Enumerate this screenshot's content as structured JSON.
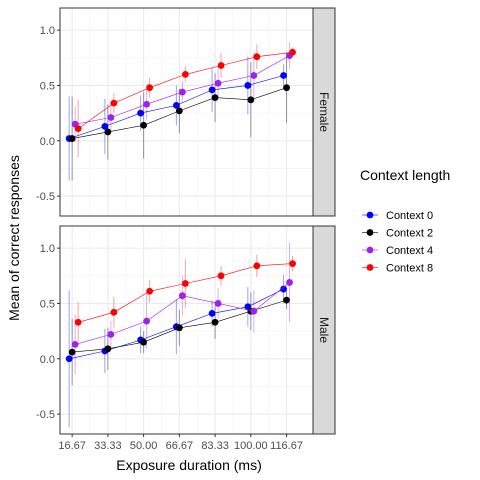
{
  "chart_data": {
    "type": "scatter",
    "xlabel": "Exposure duration (ms)",
    "ylabel": "Mean of correct responses",
    "x_ticks": [
      "16.67",
      "33.33",
      "50.00",
      "66.67",
      "83.33",
      "100.00",
      "116.67"
    ],
    "x_tick_values": [
      16.67,
      33.33,
      50.0,
      66.67,
      83.33,
      100.0,
      116.67
    ],
    "xlim": [
      11,
      129
    ],
    "y_ticks": [
      "-0.5",
      "0.0",
      "0.5",
      "1.0"
    ],
    "y_tick_values": [
      -0.5,
      0.0,
      0.5,
      1.0
    ],
    "ylim": [
      -0.68,
      1.2
    ],
    "grid": true,
    "legend": {
      "title": "Context length",
      "position": "right",
      "entries": [
        "Context 0",
        "Context 2",
        "Context 4",
        "Context 8"
      ]
    },
    "colors": {
      "Context 0": "#0000FF",
      "Context 2": "#000000",
      "Context 4": "#A020F0",
      "Context 8": "#FF0000"
    },
    "panels": [
      {
        "strip": "Female",
        "series": [
          {
            "name": "Context 0",
            "x": [
              16.67,
              33.33,
              50.0,
              66.67,
              83.33,
              100.0,
              116.67
            ],
            "y": [
              0.02,
              0.13,
              0.25,
              0.32,
              0.46,
              0.5,
              0.59
            ],
            "err": [
              0.38,
              0.25,
              0.16,
              0.18,
              0.2,
              0.26,
              0.1
            ]
          },
          {
            "name": "Context 2",
            "x": [
              16.67,
              33.33,
              50.0,
              66.67,
              83.33,
              100.0,
              116.67
            ],
            "y": [
              0.02,
              0.08,
              0.14,
              0.27,
              0.39,
              0.37,
              0.48
            ],
            "err": [
              0.38,
              0.25,
              0.3,
              0.2,
              0.22,
              0.34,
              0.32
            ]
          },
          {
            "name": "Context 4",
            "x": [
              16.67,
              33.33,
              50.0,
              66.67,
              83.33,
              100.0,
              116.67
            ],
            "y": [
              0.15,
              0.21,
              0.33,
              0.44,
              0.52,
              0.59,
              0.77
            ],
            "err": [
              0.16,
              0.12,
              0.14,
              0.1,
              0.14,
              0.21,
              0.12
            ]
          },
          {
            "name": "Context 8",
            "x": [
              16.67,
              33.33,
              50.0,
              66.67,
              83.33,
              100.0,
              116.67
            ],
            "y": [
              0.11,
              0.34,
              0.48,
              0.6,
              0.68,
              0.76,
              0.8
            ],
            "err": [
              0.26,
              0.09,
              0.09,
              0.07,
              0.11,
              0.11,
              0.04
            ]
          }
        ]
      },
      {
        "strip": "Male",
        "series": [
          {
            "name": "Context 0",
            "x": [
              16.67,
              33.33,
              50.0,
              66.67,
              83.33,
              100.0,
              116.67
            ],
            "y": [
              0.0,
              0.07,
              0.17,
              0.29,
              0.41,
              0.47,
              0.63
            ],
            "err": [
              0.62,
              0.2,
              0.12,
              0.25,
              0.12,
              0.18,
              0.13
            ]
          },
          {
            "name": "Context 2",
            "x": [
              16.67,
              33.33,
              50.0,
              66.67,
              83.33,
              100.0,
              116.67
            ],
            "y": [
              0.06,
              0.09,
              0.15,
              0.28,
              0.33,
              0.43,
              0.53
            ],
            "err": [
              0.3,
              0.19,
              0.1,
              0.16,
              0.15,
              0.17,
              0.08
            ]
          },
          {
            "name": "Context 4",
            "x": [
              16.67,
              33.33,
              50.0,
              66.67,
              83.33,
              100.0,
              116.67
            ],
            "y": [
              0.13,
              0.22,
              0.34,
              0.57,
              0.5,
              0.43,
              0.69
            ],
            "err": [
              0.27,
              0.12,
              0.25,
              0.18,
              0.14,
              0.19,
              0.36
            ]
          },
          {
            "name": "Context 8",
            "x": [
              16.67,
              33.33,
              50.0,
              66.67,
              83.33,
              100.0,
              116.67
            ],
            "y": [
              0.33,
              0.42,
              0.61,
              0.68,
              0.75,
              0.84,
              0.86
            ],
            "err": [
              0.18,
              0.14,
              0.1,
              0.22,
              0.09,
              0.1,
              0.07
            ]
          }
        ]
      }
    ]
  }
}
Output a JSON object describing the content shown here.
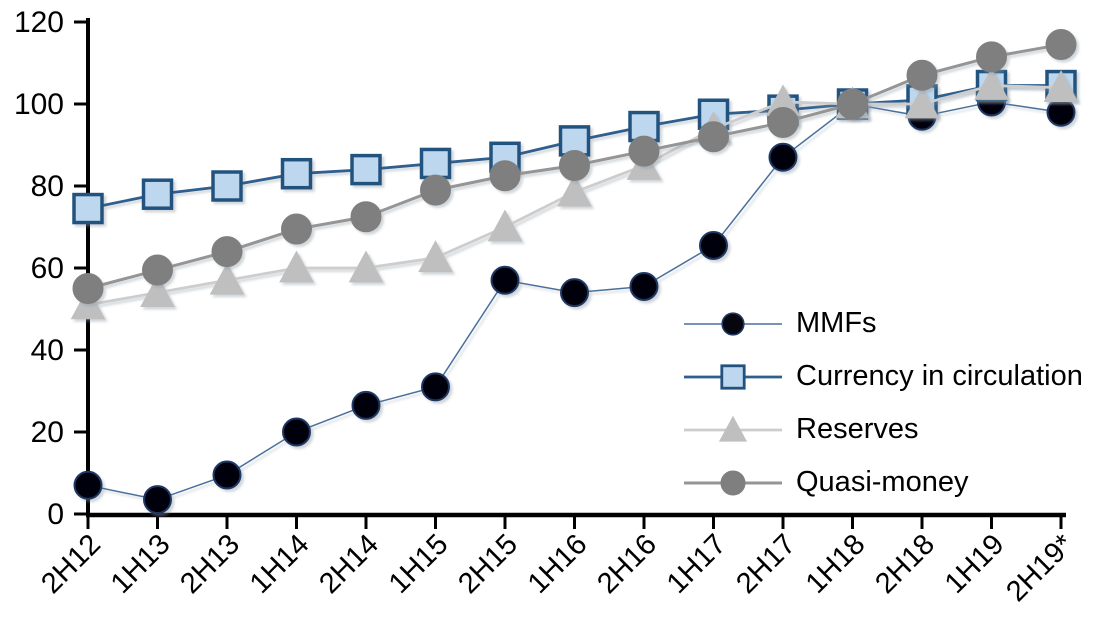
+-------+
**WORK INSTRUCTIONS**.
Copy the records word for word, leaving no picture in the copy.

**THE RESPONSE**.
Enumerate this screenshot's content as structured JSON.
{
  "chart_data": {
    "type": "scatter",
    "xlabel": "Exposure duration (ms)",
    "ylabel": "Mean of correct responses",
    "x_ticks": [
      "16.67",
      "33.33",
      "50.00",
      "66.67",
      "83.33",
      "100.00",
      "116.67"
    ],
    "x_tick_values": [
      16.67,
      33.33,
      50.0,
      66.67,
      83.33,
      100.0,
      116.67
    ],
    "xlim": [
      11,
      129
    ],
    "y_ticks": [
      "-0.5",
      "0.0",
      "0.5",
      "1.0"
    ],
    "y_tick_values": [
      -0.5,
      0.0,
      0.5,
      1.0
    ],
    "ylim": [
      -0.68,
      1.2
    ],
    "grid": true,
    "legend": {
      "title": "Context length",
      "position": "right",
      "entries": [
        "Context 0",
        "Context 2",
        "Context 4",
        "Context 8"
      ]
    },
    "colors": {
      "Context 0": "#0000FF",
      "Context 2": "#000000",
      "Context 4": "#A020F0",
      "Context 8": "#FF0000"
    },
    "panels": [
      {
        "strip": "Female",
        "series": [
          {
            "name": "Context 0",
            "x": [
              16.67,
              33.33,
              50.0,
              66.67,
              83.33,
              100.0,
              116.67
            ],
            "y": [
              0.02,
              0.13,
              0.25,
              0.32,
              0.46,
              0.5,
              0.59
            ],
            "err": [
              0.38,
              0.25,
              0.16,
              0.18,
              0.2,
              0.26,
              0.1
            ]
          },
          {
            "name": "Context 2",
            "x": [
              16.67,
              33.33,
              50.0,
              66.67,
              83.33,
              100.0,
              116.67
            ],
            "y": [
              0.02,
              0.08,
              0.14,
              0.27,
              0.39,
              0.37,
              0.48
            ],
            "err": [
              0.38,
              0.25,
              0.3,
              0.2,
              0.22,
              0.34,
              0.32
            ]
          },
          {
            "name": "Context 4",
            "x": [
              16.67,
              33.33,
              50.0,
              66.67,
              83.33,
              100.0,
              116.67
            ],
            "y": [
              0.15,
              0.21,
              0.33,
              0.44,
              0.52,
              0.59,
              0.77
            ],
            "err": [
              0.16,
              0.12,
              0.14,
              0.1,
              0.14,
              0.21,
              0.12
            ]
          },
          {
            "name": "Context 8",
            "x": [
              16.67,
              33.33,
              50.0,
              66.67,
              83.33,
              100.0,
              116.67
            ],
            "y": [
              0.11,
              0.34,
              0.48,
              0.6,
              0.68,
              0.76,
              0.8
            ],
            "err": [
              0.26,
              0.09,
              0.09,
              0.07,
              0.11,
              0.11,
              0.04
            ]
          }
        ]
      },
      {
        "strip": "Male",
        "series": [
          {
            "name": "Context 0",
            "x": [
              16.67,
              33.33,
              50.0,
              66.67,
              83.33,
              100.0,
              116.67
            ],
            "y": [
              0.0,
              0.07,
              0.17,
              0.29,
              0.41,
              0.47,
              0.63
            ],
            "err": [
              0.62,
              0.2,
              0.12,
              0.25,
              0.12,
              0.18,
              0.13
            ]
          },
          {
            "name": "Context 2",
            "x": [
              16.67,
              33.33,
              50.0,
              66.67,
              83.33,
              100.0,
              116.67
            ],
            "y": [
              0.06,
              0.09,
              0.15,
              0.28,
              0.33,
              0.43,
              0.53
            ],
            "err": [
              0.3,
              0.19,
              0.1,
              0.16,
              0.15,
              0.17,
              0.08
            ]
          },
          {
            "name": "Context 4",
            "x": [
              16.67,
              33.33,
              50.0,
              66.67,
              83.33,
              100.0,
              116.67
            ],
            "y": [
              0.13,
              0.22,
              0.34,
              0.57,
              0.5,
              0.43,
              0.69
            ],
            "err": [
              0.27,
              0.12,
              0.25,
              0.18,
              0.14,
              0.19,
              0.36
            ]
          },
          {
            "name": "Context 8",
            "x": [
              16.67,
              33.33,
              50.0,
              66.67,
              83.33,
              100.0,
              116.67
            ],
            "y": [
              0.33,
              0.42,
              0.61,
              0.68,
              0.75,
              0.84,
              0.86
            ],
            "err": [
              0.18,
              0.14,
              0.1,
              0.22,
              0.09,
              0.1,
              0.07
            ]
          }
        ]
      }
    ]
  }
}
Output a JSON object describing the content shown here.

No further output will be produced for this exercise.